-- START OF Provided data --

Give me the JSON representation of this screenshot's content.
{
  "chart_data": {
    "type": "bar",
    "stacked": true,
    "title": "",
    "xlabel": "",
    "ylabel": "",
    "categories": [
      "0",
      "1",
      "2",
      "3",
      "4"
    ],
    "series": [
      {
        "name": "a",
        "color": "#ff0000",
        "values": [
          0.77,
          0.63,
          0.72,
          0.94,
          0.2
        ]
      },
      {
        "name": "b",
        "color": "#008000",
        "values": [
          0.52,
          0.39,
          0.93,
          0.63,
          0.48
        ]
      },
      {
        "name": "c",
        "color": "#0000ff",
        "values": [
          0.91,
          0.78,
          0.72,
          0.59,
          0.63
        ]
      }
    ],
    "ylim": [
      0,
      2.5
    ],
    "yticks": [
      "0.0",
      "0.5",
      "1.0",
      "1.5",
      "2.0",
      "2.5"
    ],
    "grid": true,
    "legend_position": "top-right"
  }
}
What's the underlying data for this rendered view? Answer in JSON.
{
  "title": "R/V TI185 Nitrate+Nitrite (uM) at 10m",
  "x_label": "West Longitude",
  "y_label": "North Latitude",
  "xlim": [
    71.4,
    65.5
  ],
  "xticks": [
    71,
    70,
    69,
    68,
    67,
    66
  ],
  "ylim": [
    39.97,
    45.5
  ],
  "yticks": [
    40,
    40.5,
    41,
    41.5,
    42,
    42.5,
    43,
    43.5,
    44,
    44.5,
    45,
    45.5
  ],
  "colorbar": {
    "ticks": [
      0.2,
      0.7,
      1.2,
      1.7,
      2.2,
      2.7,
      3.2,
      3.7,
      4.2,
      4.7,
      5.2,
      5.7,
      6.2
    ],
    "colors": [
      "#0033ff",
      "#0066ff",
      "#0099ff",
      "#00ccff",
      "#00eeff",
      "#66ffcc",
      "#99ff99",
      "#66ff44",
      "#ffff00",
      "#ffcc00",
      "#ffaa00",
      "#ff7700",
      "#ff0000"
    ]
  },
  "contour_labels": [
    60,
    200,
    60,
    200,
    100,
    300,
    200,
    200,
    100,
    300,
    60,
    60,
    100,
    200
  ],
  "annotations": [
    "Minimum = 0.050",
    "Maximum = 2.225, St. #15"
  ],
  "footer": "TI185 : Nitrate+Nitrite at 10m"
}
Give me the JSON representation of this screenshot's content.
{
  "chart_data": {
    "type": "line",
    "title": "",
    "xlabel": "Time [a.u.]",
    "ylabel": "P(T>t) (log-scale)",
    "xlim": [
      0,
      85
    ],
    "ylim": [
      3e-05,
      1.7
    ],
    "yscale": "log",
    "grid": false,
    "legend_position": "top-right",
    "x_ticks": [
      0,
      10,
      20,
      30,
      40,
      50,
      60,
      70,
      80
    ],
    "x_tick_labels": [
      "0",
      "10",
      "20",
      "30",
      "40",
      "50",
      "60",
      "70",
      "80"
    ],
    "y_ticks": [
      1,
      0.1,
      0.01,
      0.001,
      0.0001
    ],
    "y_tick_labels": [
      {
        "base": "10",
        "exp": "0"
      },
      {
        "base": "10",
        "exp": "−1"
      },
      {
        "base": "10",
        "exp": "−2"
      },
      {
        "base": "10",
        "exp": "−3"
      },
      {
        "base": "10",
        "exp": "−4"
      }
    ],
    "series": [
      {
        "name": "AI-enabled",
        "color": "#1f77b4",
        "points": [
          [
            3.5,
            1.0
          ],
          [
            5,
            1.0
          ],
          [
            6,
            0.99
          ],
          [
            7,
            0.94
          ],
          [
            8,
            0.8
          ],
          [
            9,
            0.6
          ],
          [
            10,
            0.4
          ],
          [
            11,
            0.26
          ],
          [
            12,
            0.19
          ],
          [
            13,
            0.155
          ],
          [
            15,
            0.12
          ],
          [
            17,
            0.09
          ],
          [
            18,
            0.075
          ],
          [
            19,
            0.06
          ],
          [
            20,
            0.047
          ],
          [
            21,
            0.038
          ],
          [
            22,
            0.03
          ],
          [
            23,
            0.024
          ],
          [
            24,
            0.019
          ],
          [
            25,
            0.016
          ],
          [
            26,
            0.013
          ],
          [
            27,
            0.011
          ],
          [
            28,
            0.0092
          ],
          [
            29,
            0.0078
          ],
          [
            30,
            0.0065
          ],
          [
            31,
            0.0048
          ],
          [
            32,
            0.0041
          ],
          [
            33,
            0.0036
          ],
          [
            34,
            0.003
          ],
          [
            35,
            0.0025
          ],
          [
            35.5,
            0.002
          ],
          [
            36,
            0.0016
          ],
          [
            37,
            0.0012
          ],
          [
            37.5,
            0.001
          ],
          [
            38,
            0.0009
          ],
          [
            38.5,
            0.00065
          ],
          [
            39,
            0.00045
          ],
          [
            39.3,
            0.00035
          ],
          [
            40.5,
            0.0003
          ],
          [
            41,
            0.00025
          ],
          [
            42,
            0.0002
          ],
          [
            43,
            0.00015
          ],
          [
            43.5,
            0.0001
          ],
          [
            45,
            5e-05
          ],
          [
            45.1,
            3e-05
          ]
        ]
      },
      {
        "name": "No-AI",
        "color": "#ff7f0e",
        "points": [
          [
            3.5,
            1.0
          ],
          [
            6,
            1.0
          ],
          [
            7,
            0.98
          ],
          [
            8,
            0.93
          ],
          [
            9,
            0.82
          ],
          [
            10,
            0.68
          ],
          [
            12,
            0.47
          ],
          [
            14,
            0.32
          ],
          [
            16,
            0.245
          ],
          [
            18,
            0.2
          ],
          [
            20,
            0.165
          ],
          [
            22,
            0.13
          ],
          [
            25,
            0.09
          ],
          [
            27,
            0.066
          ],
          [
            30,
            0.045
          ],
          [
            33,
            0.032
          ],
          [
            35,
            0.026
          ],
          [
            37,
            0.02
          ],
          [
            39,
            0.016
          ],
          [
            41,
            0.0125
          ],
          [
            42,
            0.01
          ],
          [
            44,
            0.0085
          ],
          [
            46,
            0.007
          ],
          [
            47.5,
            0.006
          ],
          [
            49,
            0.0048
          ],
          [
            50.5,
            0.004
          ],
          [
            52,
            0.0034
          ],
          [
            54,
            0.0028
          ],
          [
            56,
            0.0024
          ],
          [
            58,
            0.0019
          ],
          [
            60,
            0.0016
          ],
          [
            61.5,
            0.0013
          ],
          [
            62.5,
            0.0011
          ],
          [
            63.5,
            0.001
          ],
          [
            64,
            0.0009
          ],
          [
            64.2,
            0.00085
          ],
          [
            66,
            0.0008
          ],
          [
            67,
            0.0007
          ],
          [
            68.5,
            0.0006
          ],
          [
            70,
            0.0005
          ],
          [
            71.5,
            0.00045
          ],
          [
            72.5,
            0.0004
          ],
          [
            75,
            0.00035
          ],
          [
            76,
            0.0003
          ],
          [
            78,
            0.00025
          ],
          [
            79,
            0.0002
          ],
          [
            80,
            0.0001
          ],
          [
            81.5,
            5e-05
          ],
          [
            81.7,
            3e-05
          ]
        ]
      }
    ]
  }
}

-- END OF Provided data --

• _Written task_: Give back all the records exactly as they stand.

• _Exercise answer_:
Give me the JSON representation of this screenshot's content.
{
  "chart_data": {
    "type": "bar",
    "stacked": true,
    "title": "",
    "xlabel": "",
    "ylabel": "",
    "categories": [
      "0",
      "1",
      "2",
      "3",
      "4"
    ],
    "series": [
      {
        "name": "a",
        "color": "#ff0000",
        "values": [
          0.77,
          0.63,
          0.72,
          0.94,
          0.2
        ]
      },
      {
        "name": "b",
        "color": "#008000",
        "values": [
          0.52,
          0.39,
          0.93,
          0.63,
          0.48
        ]
      },
      {
        "name": "c",
        "color": "#0000ff",
        "values": [
          0.91,
          0.78,
          0.72,
          0.59,
          0.63
        ]
      }
    ],
    "ylim": [
      0,
      2.5
    ],
    "yticks": [
      "0.0",
      "0.5",
      "1.0",
      "1.5",
      "2.0",
      "2.5"
    ],
    "grid": true,
    "legend_position": "top-right"
  }
}
What's the underlying data for this rendered view? Answer in JSON.
{
  "title": "R/V TI185 Nitrate+Nitrite (uM) at 10m",
  "x_label": "West Longitude",
  "y_label": "North Latitude",
  "xlim": [
    71.4,
    65.5
  ],
  "xticks": [
    71,
    70,
    69,
    68,
    67,
    66
  ],
  "ylim": [
    39.97,
    45.5
  ],
  "yticks": [
    40,
    40.5,
    41,
    41.5,
    42,
    42.5,
    43,
    43.5,
    44,
    44.5,
    45,
    45.5
  ],
  "colorbar": {
    "ticks": [
      0.2,
      0.7,
      1.2,
      1.7,
      2.2,
      2.7,
      3.2,
      3.7,
      4.2,
      4.7,
      5.2,
      5.7,
      6.2
    ],
    "colors": [
      "#0033ff",
      "#0066ff",
      "#0099ff",
      "#00ccff",
      "#00eeff",
      "#66ffcc",
      "#99ff99",
      "#66ff44",
      "#ffff00",
      "#ffcc00",
      "#ffaa00",
      "#ff7700",
      "#ff0000"
    ]
  },
  "contour_labels": [
    60,
    200,
    60,
    200,
    100,
    300,
    200,
    200,
    100,
    300,
    60,
    60,
    100,
    200
  ],
  "annotations": [
    "Minimum = 0.050",
    "Maximum = 2.225, St. #15"
  ],
  "footer": "TI185 : Nitrate+Nitrite at 10m"
}
Give me the JSON representation of this screenshot's content.
{
  "chart_data": {
    "type": "line",
    "title": "",
    "xlabel": "Time [a.u.]",
    "ylabel": "P(T>t) (log-scale)",
    "xlim": [
      0,
      85
    ],
    "ylim": [
      3e-05,
      1.7
    ],
    "yscale": "log",
    "grid": false,
    "legend_position": "top-right",
    "x_ticks": [
      0,
      10,
      20,
      30,
      40,
      50,
      60,
      70,
      80
    ],
    "x_tick_labels": [
      "0",
      "10",
      "20",
      "30",
      "40",
      "50",
      "60",
      "70",
      "80"
    ],
    "y_ticks": [
      1,
      0.1,
      0.01,
      0.001,
      0.0001
    ],
    "y_tick_labels": [
      {
        "base": "10",
        "exp": "0"
      },
      {
        "base": "10",
        "exp": "−1"
      },
      {
        "base": "10",
        "exp": "−2"
      },
      {
        "base": "10",
        "exp": "−3"
      },
      {
        "base": "10",
        "exp": "−4"
      }
    ],
    "series": [
      {
        "name": "AI-enabled",
        "color": "#1f77b4",
        "points": [
          [
            3.5,
            1.0
          ],
          [
            5,
            1.0
          ],
          [
            6,
            0.99
          ],
          [
            7,
            0.94
          ],
          [
            8,
            0.8
          ],
          [
            9,
            0.6
          ],
          [
            10,
            0.4
          ],
          [
            11,
            0.26
          ],
          [
            12,
            0.19
          ],
          [
            13,
            0.155
          ],
          [
            15,
            0.12
          ],
          [
            17,
            0.09
          ],
          [
            18,
            0.075
          ],
          [
            19,
            0.06
          ],
          [
            20,
            0.047
          ],
          [
            21,
            0.038
          ],
          [
            22,
            0.03
          ],
          [
            23,
            0.024
          ],
          [
            24,
            0.019
          ],
          [
            25,
            0.016
          ],
          [
            26,
            0.013
          ],
          [
            27,
            0.011
          ],
          [
            28,
            0.0092
          ],
          [
            29,
            0.0078
          ],
          [
            30,
            0.0065
          ],
          [
            31,
            0.0048
          ],
          [
            32,
            0.0041
          ],
          [
            33,
            0.0036
          ],
          [
            34,
            0.003
          ],
          [
            35,
            0.0025
          ],
          [
            35.5,
            0.002
          ],
          [
            36,
            0.0016
          ],
          [
            37,
            0.0012
          ],
          [
            37.5,
            0.001
          ],
          [
            38,
            0.0009
          ],
          [
            38.5,
            0.00065
          ],
          [
            39,
            0.00045
          ],
          [
            39.3,
            0.00035
          ],
          [
            40.5,
            0.0003
          ],
          [
            41,
            0.00025
          ],
          [
            42,
            0.0002
          ],
          [
            43,
            0.00015
          ],
          [
            43.5,
            0.0001
          ],
          [
            45,
            5e-05
          ],
          [
            45.1,
            3e-05
          ]
        ]
      },
      {
        "name": "No-AI",
        "color": "#ff7f0e",
        "points": [
          [
            3.5,
            1.0
          ],
          [
            6,
            1.0
          ],
          [
            7,
            0.98
          ],
          [
            8,
            0.93
          ],
          [
            9,
            0.82
          ],
          [
            10,
            0.68
          ],
          [
            12,
            0.47
          ],
          [
            14,
            0.32
          ],
          [
            16,
            0.245
          ],
          [
            18,
            0.2
          ],
          [
            20,
            0.165
          ],
          [
            22,
            0.13
          ],
          [
            25,
            0.09
          ],
          [
            27,
            0.066
          ],
          [
            30,
            0.045
          ],
          [
            33,
            0.032
          ],
          [
            35,
            0.026
          ],
          [
            37,
            0.02
          ],
          [
            39,
            0.016
          ],
          [
            41,
            0.0125
          ],
          [
            42,
            0.01
          ],
          [
            44,
            0.0085
          ],
          [
            46,
            0.007
          ],
          [
            47.5,
            0.006
          ],
          [
            49,
            0.0048
          ],
          [
            50.5,
            0.004
          ],
          [
            52,
            0.0034
          ],
          [
            54,
            0.0028
          ],
          [
            56,
            0.0024
          ],
          [
            58,
            0.0019
          ],
          [
            60,
            0.0016
          ],
          [
            61.5,
            0.0013
          ],
          [
            62.5,
            0.0011
          ],
          [
            63.5,
            0.001
          ],
          [
            64,
            0.0009
          ],
          [
            64.2,
            0.00085
          ],
          [
            66,
            0.0008
          ],
          [
            67,
            0.0007
          ],
          [
            68.5,
            0.0006
          ],
          [
            70,
            0.0005
          ],
          [
            71.5,
            0.00045
          ],
          [
            72.5,
            0.0004
          ],
          [
            75,
            0.00035
          ],
          [
            76,
            0.0003
          ],
          [
            78,
            0.00025
          ],
          [
            79,
            0.0002
          ],
          [
            80,
            0.0001
          ],
          [
            81.5,
            5e-05
          ],
          [
            81.7,
            3e-05
          ]
        ]
      }
    ]
  }
}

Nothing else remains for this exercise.